* **WHAT THE TASK REQUIRES**: Send back the entries below exactly as they appear.

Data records
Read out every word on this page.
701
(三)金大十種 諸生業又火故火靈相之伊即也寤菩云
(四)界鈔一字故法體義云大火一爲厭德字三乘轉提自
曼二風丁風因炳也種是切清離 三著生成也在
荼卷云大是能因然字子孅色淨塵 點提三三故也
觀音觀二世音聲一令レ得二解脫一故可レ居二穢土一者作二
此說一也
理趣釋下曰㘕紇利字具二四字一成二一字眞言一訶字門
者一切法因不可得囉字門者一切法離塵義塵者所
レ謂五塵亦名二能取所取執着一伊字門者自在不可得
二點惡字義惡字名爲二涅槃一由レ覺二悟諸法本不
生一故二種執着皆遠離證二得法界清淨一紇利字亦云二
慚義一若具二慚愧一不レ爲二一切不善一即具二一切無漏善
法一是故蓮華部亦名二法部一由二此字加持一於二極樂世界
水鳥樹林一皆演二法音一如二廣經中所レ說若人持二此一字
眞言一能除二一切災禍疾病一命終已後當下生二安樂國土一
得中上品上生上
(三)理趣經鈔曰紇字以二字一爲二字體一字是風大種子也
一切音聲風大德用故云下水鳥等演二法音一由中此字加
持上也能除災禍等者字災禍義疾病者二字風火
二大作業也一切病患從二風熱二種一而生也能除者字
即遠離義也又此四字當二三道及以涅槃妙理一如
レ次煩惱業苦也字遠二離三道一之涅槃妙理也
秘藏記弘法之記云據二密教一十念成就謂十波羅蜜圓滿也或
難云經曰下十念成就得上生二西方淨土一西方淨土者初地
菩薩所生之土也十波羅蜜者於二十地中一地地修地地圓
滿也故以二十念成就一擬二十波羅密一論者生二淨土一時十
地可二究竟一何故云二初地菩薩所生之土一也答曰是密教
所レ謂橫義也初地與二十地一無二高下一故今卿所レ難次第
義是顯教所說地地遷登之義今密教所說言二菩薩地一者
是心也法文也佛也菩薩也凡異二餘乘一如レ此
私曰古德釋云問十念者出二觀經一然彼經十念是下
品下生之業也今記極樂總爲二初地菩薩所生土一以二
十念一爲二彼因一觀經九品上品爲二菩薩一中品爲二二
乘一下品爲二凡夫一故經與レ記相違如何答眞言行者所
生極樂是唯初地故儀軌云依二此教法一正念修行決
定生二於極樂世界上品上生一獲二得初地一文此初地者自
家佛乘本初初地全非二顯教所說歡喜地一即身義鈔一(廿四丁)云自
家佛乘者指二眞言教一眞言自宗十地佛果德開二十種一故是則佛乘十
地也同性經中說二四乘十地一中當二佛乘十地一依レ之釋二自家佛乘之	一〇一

* **COMPLETED EXERCISE**:
Read out every word on this page.
701
(三)金大十種 諸生業又火故火靈相之伊即也寤菩云
(四)界鈔一字故法體義云大火一爲厭德字三乘轉提自
曼二風丁風因炳也種是切清離 三著生成也在
荼卷云大是能因然字子孅色淨塵 點提三三故也
觀音觀二世音聲一令レ得二解脫一故可レ居二穢土一者作二
此說一也
理趣釋下曰㘕紇利字具二四字一成二一字眞言一訶字門
者一切法因不可得囉字門者一切法離塵義塵者所
レ謂五塵亦名二能取所取執着一伊字門者自在不可得
二點惡字義惡字名爲二涅槃一由レ覺二悟諸法本不
生一故二種執着皆遠離證二得法界清淨一紇利字亦云二
慚義一若具二慚愧一不レ爲二一切不善一即具二一切無漏善
法一是故蓮華部亦名二法部一由二此字加持一於二極樂世界
水鳥樹林一皆演二法音一如二廣經中所レ說若人持二此一字
眞言一能除二一切災禍疾病一命終已後當下生二安樂國土一
得中上品上生上
(三)理趣經鈔曰紇字以二字一爲二字體一字是風大種子也
一切音聲風大德用故云下水鳥等演二法音一由中此字加
持上也能除災禍等者字災禍義疾病者二字風火
二大作業也一切病患從二風熱二種一而生也能除者字
即遠離義也又此四字當二三道及以涅槃妙理一如
レ次煩惱業苦也字遠二離三道一之涅槃妙理也
秘藏記弘法之記云據二密教一十念成就謂十波羅蜜圓滿也或
難云經曰下十念成就得上生二西方淨土一西方淨土者初地
菩薩所生之土也十波羅蜜者於二十地中一地地修地地圓
滿也故以二十念成就一擬二十波羅密一論者生二淨土一時十
地可二究竟一何故云二初地菩薩所生之土一也答曰是密教
所レ謂橫義也初地與二十地一無二高下一故今卿所レ難次第
義是顯教所說地地遷登之義今密教所說言二菩薩地一者
是心也法文也佛也菩薩也凡異二餘乘一如レ此
私曰古德釋云問十念者出二觀經一然彼經十念是下
品下生之業也今記極樂總爲二初地菩薩所生土一以二
十念一爲二彼因一觀經九品上品爲二菩薩一中品爲二二
乘一下品爲二凡夫一故經與レ記相違如何答眞言行者所
生極樂是唯初地故儀軌云依二此教法一正念修行決
定生二於極樂世界上品上生一獲二得初地一文此初地者自
家佛乘本初初地全非二顯教所說歡喜地一即身義鈔一(廿四丁)云自
家佛乘者指二眞言教一眞言自宗十地佛果德開二十種一故是則佛乘十
地也同性經中說二四乘十地一中當二佛乘十地一依レ之釋二自家佛乘之	一〇一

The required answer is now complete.